--- Materials provided ---
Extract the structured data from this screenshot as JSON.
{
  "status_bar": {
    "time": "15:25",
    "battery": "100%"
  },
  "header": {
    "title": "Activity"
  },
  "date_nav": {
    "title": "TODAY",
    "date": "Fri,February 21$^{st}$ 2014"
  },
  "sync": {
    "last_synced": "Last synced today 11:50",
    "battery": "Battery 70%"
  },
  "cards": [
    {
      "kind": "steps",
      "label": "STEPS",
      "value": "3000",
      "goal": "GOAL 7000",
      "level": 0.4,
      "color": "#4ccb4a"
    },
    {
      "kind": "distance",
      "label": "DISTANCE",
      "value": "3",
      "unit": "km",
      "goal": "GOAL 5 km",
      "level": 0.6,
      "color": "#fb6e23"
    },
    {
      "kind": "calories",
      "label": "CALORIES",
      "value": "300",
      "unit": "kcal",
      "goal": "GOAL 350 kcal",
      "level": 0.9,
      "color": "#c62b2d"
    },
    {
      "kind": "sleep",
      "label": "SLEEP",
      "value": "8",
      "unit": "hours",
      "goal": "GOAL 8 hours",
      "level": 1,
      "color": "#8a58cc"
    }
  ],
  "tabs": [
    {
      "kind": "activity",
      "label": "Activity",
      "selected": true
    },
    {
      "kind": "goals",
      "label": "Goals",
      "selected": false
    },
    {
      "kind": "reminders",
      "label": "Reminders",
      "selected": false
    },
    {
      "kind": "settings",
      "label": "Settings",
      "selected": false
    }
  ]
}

--- What you need to do ---
Output an exact copy of each record.

--- Task response ---
Extract the structured data from this screenshot as JSON.
{
  "status_bar": {
    "time": "15:25",
    "battery": "100%"
  },
  "header": {
    "title": "Activity"
  },
  "date_nav": {
    "title": "TODAY",
    "date": "Fri,February 21$^{st}$ 2014"
  },
  "sync": {
    "last_synced": "Last synced today 11:50",
    "battery": "Battery 70%"
  },
  "cards": [
    {
      "kind": "steps",
      "label": "STEPS",
      "value": "3000",
      "goal": "GOAL 7000",
      "level": 0.4,
      "color": "#4ccb4a"
    },
    {
      "kind": "distance",
      "label": "DISTANCE",
      "value": "3",
      "unit": "km",
      "goal": "GOAL 5 km",
      "level": 0.6,
      "color": "#fb6e23"
    },
    {
      "kind": "calories",
      "label": "CALORIES",
      "value": "300",
      "unit": "kcal",
      "goal": "GOAL 350 kcal",
      "level": 0.9,
      "color": "#c62b2d"
    },
    {
      "kind": "sleep",
      "label": "SLEEP",
      "value": "8",
      "unit": "hours",
      "goal": "GOAL 8 hours",
      "level": 1,
      "color": "#8a58cc"
    }
  ],
  "tabs": [
    {
      "kind": "activity",
      "label": "Activity",
      "selected": true
    },
    {
      "kind": "goals",
      "label": "Goals",
      "selected": false
    },
    {
      "kind": "reminders",
      "label": "Reminders",
      "selected": false
    },
    {
      "kind": "settings",
      "label": "Settings",
      "selected": false
    }
  ]
}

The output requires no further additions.